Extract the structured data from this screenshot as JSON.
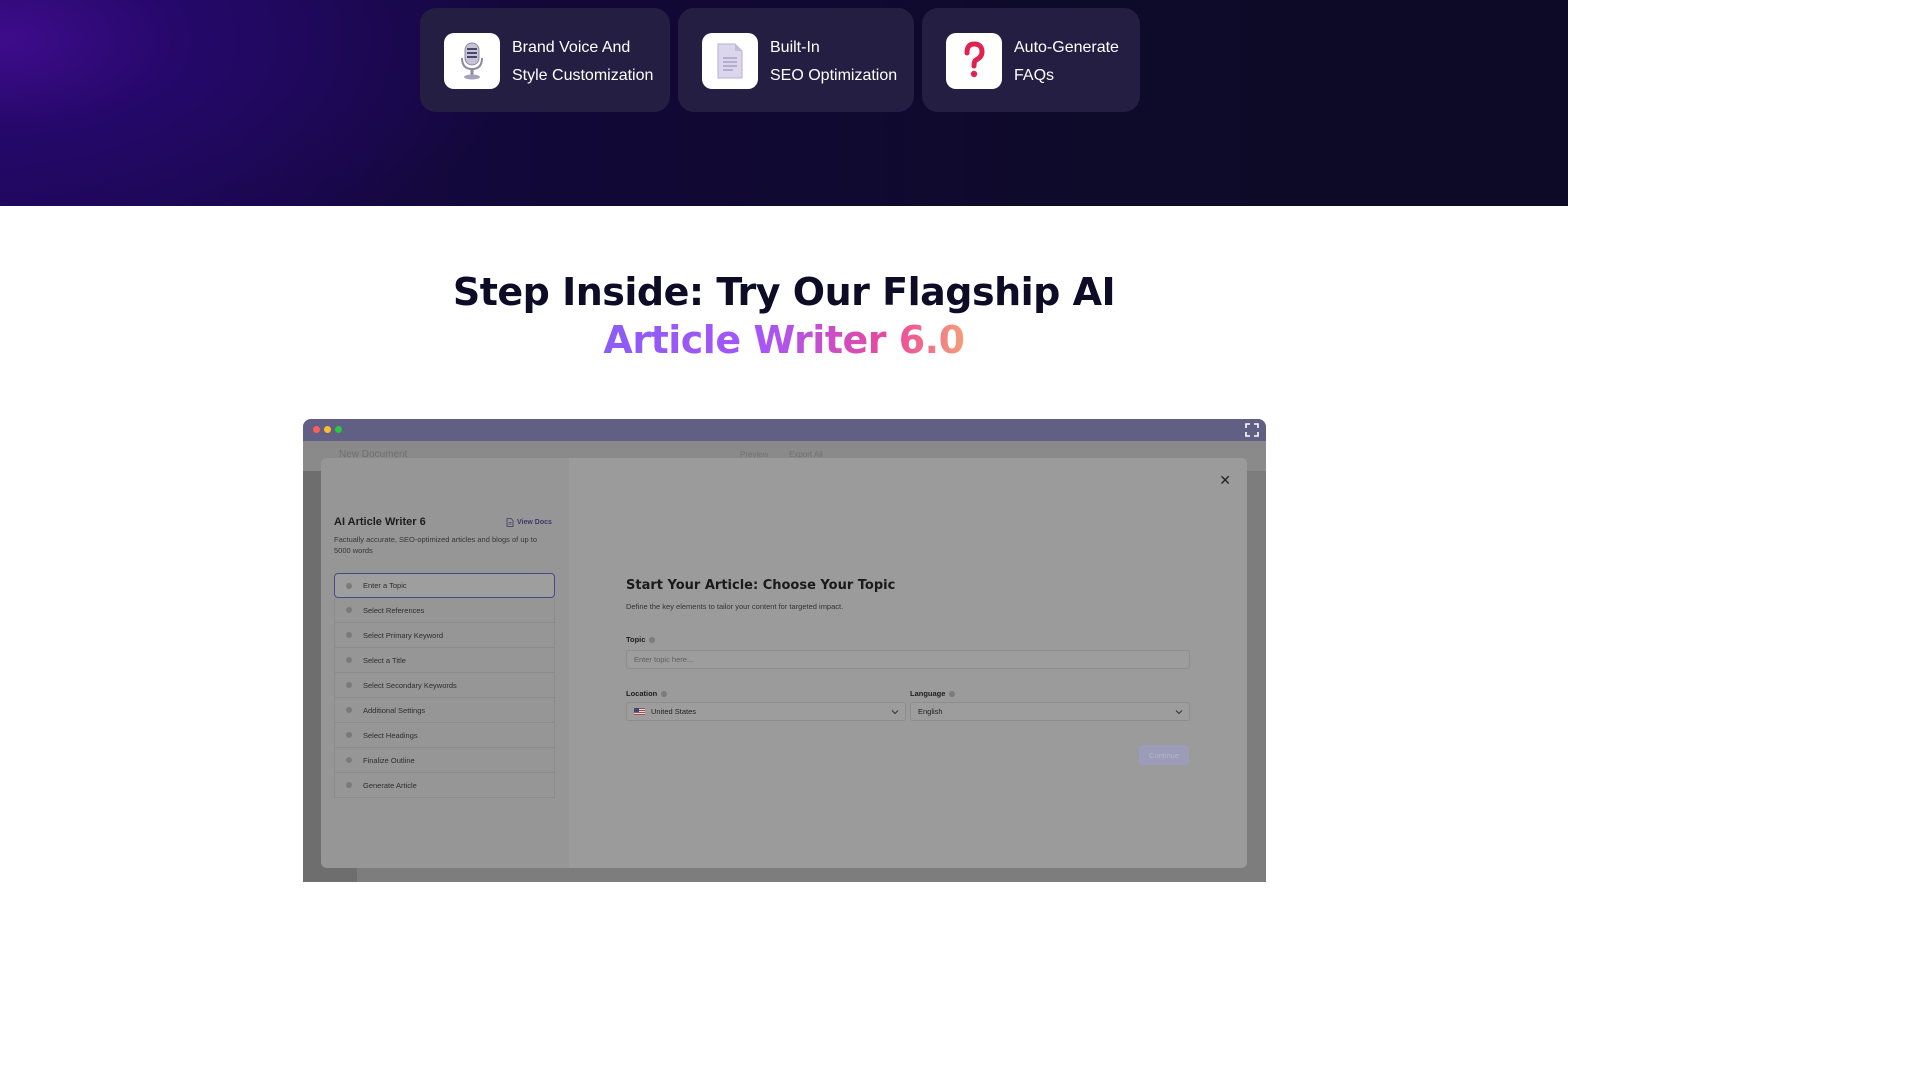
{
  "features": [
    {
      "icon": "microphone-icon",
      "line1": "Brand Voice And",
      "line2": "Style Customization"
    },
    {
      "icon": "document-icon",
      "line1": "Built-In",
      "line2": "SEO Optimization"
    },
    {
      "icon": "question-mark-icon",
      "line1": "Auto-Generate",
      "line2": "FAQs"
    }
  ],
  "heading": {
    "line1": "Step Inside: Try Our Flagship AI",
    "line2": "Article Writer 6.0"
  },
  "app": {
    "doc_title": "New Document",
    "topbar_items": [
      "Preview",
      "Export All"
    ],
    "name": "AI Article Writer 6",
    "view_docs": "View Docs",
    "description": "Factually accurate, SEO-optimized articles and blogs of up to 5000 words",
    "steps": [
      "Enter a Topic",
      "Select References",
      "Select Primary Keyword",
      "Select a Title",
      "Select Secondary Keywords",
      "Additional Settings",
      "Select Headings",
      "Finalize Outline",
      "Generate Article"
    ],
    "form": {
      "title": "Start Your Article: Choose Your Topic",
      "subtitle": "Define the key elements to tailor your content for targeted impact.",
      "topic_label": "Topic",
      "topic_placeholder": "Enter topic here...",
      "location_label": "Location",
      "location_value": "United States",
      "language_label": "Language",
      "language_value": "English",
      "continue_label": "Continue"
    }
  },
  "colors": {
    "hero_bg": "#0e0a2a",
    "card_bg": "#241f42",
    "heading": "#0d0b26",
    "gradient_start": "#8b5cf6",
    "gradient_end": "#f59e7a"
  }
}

========

EXERCISE GOAL -
Which lines hold the word "Generate"? Copy each of them from the records.

FINAL RESULT -
      "line1": "Auto-Generate",
      "Generate Article"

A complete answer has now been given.